Do this: Reproduce the records that follow in full, excluding any picture they contain.

Given data:
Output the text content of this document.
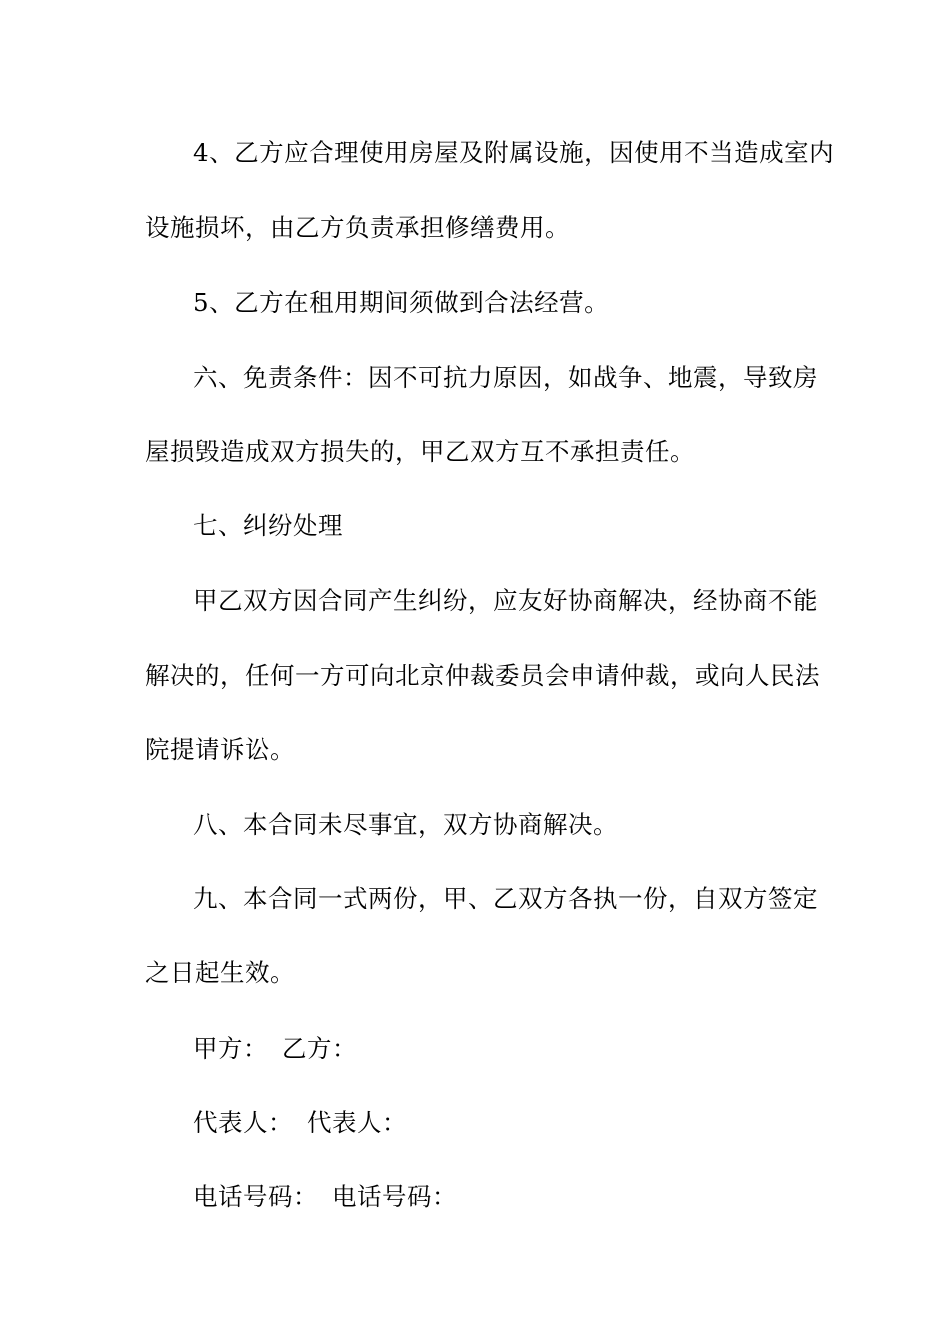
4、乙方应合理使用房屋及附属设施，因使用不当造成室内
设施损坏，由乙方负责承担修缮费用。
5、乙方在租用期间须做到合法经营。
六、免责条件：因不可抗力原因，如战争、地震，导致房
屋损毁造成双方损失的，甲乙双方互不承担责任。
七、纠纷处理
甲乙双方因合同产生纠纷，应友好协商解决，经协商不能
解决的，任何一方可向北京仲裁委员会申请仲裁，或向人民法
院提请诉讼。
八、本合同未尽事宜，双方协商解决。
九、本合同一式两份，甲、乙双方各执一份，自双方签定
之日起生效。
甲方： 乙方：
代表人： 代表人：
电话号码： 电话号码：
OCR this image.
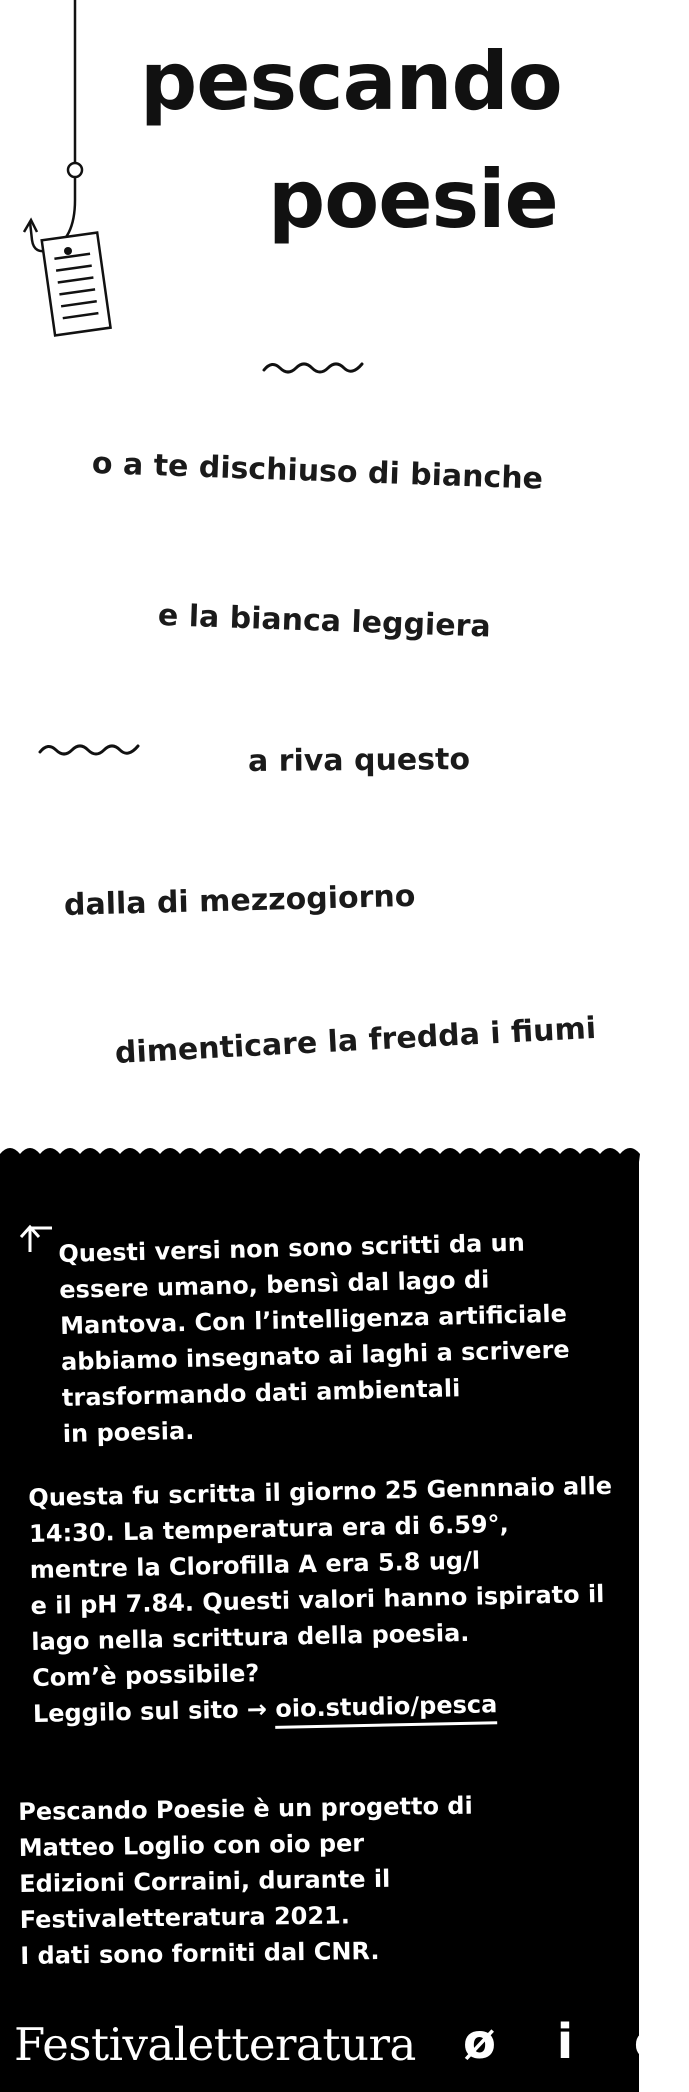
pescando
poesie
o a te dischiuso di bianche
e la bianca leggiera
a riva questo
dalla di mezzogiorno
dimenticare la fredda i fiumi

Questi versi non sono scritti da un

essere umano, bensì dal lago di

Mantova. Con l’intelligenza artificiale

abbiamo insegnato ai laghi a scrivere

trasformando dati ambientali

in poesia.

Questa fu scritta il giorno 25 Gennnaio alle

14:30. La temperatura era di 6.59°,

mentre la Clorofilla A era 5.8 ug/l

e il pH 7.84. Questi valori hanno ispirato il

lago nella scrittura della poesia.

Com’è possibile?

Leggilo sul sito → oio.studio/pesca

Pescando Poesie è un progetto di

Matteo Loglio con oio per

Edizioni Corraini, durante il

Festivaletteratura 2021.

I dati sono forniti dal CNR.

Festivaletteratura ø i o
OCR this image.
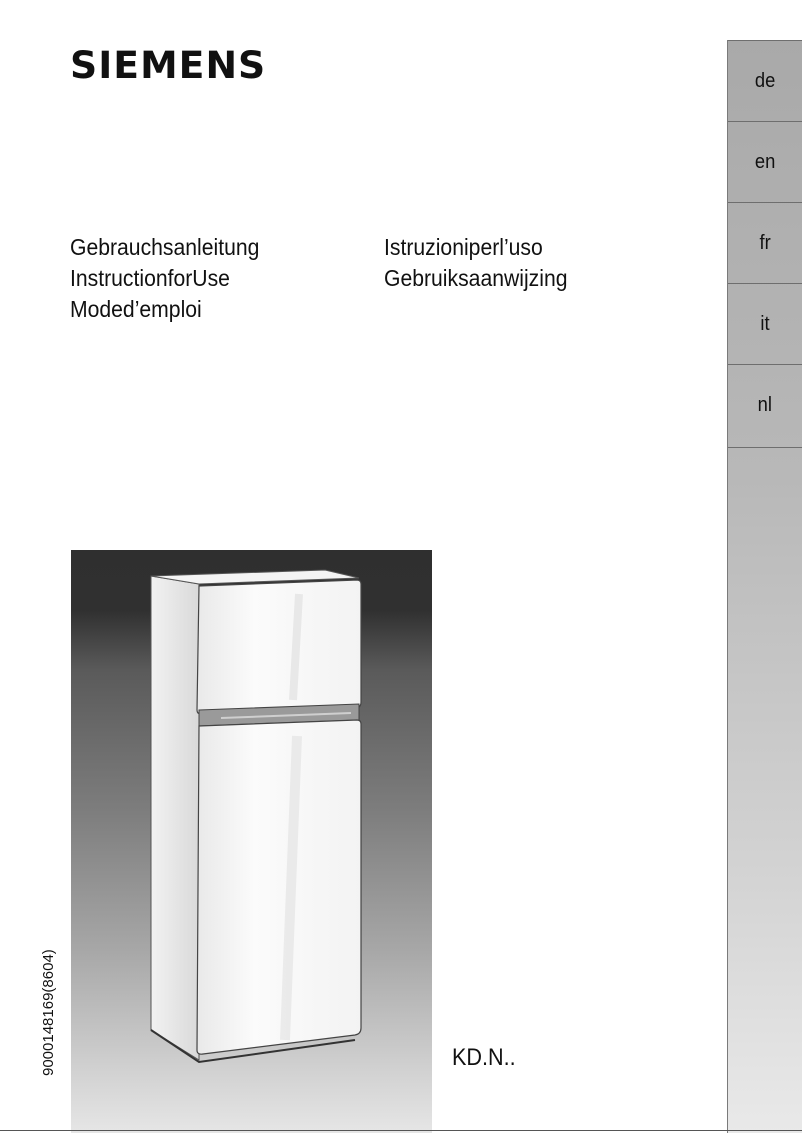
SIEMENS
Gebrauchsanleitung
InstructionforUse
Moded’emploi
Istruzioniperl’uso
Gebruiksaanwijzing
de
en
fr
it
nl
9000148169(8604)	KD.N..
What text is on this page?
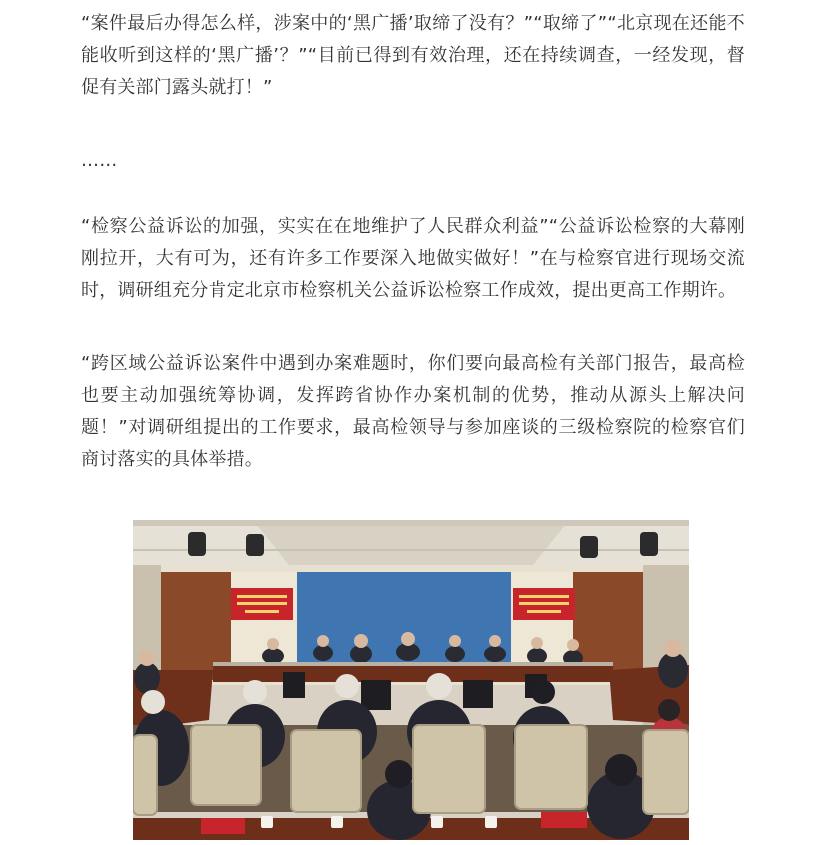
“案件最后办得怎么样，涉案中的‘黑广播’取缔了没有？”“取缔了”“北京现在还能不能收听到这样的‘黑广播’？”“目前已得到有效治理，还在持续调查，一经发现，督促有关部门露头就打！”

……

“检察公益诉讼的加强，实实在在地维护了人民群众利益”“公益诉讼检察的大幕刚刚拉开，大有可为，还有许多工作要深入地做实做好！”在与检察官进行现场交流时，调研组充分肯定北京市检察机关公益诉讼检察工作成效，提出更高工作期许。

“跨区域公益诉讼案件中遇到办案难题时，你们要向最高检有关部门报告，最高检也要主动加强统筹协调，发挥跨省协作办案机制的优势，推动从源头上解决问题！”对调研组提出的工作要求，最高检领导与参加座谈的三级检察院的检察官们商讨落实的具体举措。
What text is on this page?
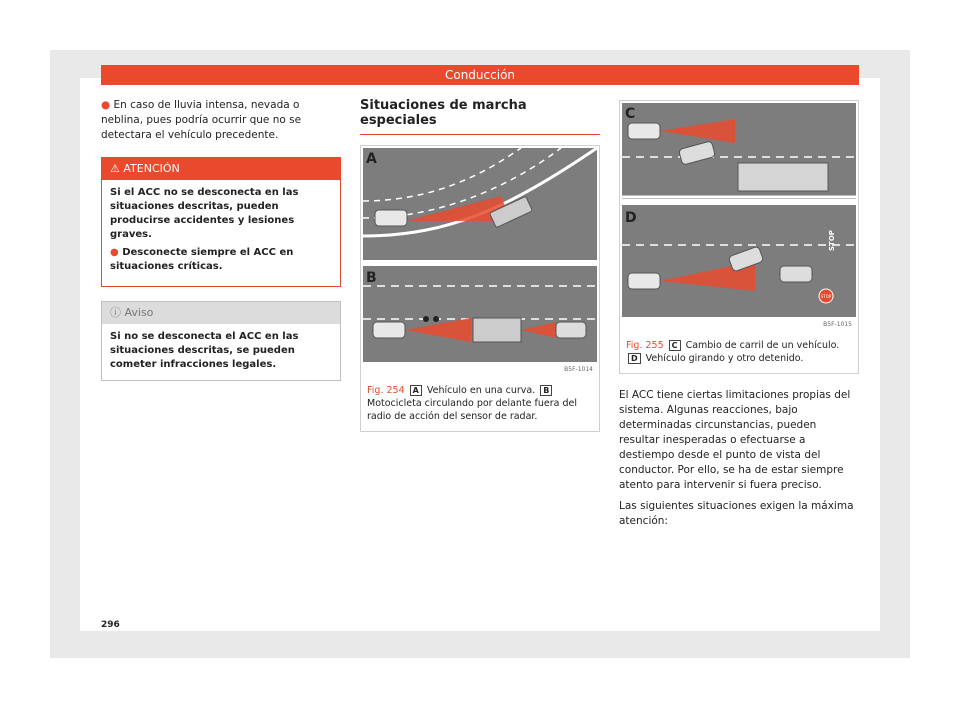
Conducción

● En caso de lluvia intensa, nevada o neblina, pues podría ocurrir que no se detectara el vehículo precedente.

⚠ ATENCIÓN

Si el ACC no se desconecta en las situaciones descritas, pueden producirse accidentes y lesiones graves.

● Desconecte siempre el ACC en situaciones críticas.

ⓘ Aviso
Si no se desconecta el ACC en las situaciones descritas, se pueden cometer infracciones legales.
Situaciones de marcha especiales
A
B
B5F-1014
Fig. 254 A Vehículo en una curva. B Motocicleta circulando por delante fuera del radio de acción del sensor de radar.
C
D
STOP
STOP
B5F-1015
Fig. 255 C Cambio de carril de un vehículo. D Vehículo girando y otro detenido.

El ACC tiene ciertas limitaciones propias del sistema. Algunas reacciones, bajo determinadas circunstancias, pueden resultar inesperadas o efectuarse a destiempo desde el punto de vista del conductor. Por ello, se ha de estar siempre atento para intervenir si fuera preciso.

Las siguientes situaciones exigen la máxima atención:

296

Result:
Output the text content of this document.
4、乙方应合理使用房屋及附属设施，因使用不当造成室内
设施损坏，由乙方负责承担修缮费用。
5、乙方在租用期间须做到合法经营。
六、免责条件：因不可抗力原因，如战争、地震，导致房
屋损毁造成双方损失的，甲乙双方互不承担责任。
七、纠纷处理
甲乙双方因合同产生纠纷，应友好协商解决，经协商不能
解决的，任何一方可向北京仲裁委员会申请仲裁，或向人民法
院提请诉讼。
八、本合同未尽事宜，双方协商解决。
九、本合同一式两份，甲、乙双方各执一份，自双方签定
之日起生效。
甲方： 乙方：
代表人： 代表人：
电话号码： 电话号码：
OCR this image.
pescando
poesie
o a te dischiuso di bianche
e la bianca leggiera
a riva questo
dalla di mezzogiorno
dimenticare la fredda i fiumi

Questi versi non sono scritti da un

essere umano, bensì dal lago di

Mantova. Con l’intelligenza artificiale

abbiamo insegnato ai laghi a scrivere

trasformando dati ambientali

in poesia.

Questa fu scritta il giorno 25 Gennnaio alle

14:30. La temperatura era di 6.59°,

mentre la Clorofilla A era 5.8 ug/l

e il pH 7.84. Questi valori hanno ispirato il

lago nella scrittura della poesia.

Com’è possibile?

Leggilo sul sito → oio.studio/pesca

Pescando Poesie è un progetto di

Matteo Loglio con oio per

Edizioni Corraini, durante il

Festivaletteratura 2021.

I dati sono forniti dal CNR.

Festivaletteratura ø i o
OCR this image.
SIEMENS
Gebrauchsanleitung
InstructionforUse
Moded’emploi
Istruzioniperl’uso
Gebruiksaanwijzing
de
en
fr
it
nl
9000148169(8604)	KD.N..
What text is on this page?
“案件最后办得怎么样，涉案中的‘黑广播’取缔了没有？”“取缔了”“北京现在还能不能收听到这样的‘黑广播’？”“目前已得到有效治理，还在持续调查，一经发现，督促有关部门露头就打！”

……

“检察公益诉讼的加强，实实在在地维护了人民群众利益”“公益诉讼检察的大幕刚刚拉开，大有可为，还有许多工作要深入地做实做好！”在与检察官进行现场交流时，调研组充分肯定北京市检察机关公益诉讼检察工作成效，提出更高工作期许。

“跨区域公益诉讼案件中遇到办案难题时，你们要向最高检有关部门报告，最高检也要主动加强统筹协调，发挥跨省协作办案机制的优势，推动从源头上解决问题！”对调研组提出的工作要求，最高检领导与参加座谈的三级检察院的检察官们商讨落实的具体举措。
What text is on this page?
Conducción

● En caso de lluvia intensa, nevada o neblina, pues podría ocurrir que no se detectara el vehículo precedente.

⚠ ATENCIÓN

Si el ACC no se desconecta en las situaciones descritas, pueden producirse accidentes y lesiones graves.

● Desconecte siempre el ACC en situaciones críticas.

ⓘ Aviso
Si no se desconecta el ACC en las situaciones descritas, se pueden cometer infracciones legales.
Situaciones de marcha especiales
A
B
B5F-1014
Fig. 254 A Vehículo en una curva. B Motocicleta circulando por delante fuera del radio de acción del sensor de radar.
C
D
STOP
STOP
B5F-1015
Fig. 255 C Cambio de carril de un vehículo. D Vehículo girando y otro detenido.

El ACC tiene ciertas limitaciones propias del sistema. Algunas reacciones, bajo determinadas circunstancias, pueden resultar inesperadas o efectuarse a destiempo desde el punto de vista del conductor. Por ello, se ha de estar siempre atento para intervenir si fuera preciso.

Las siguientes situaciones exigen la máxima atención:

296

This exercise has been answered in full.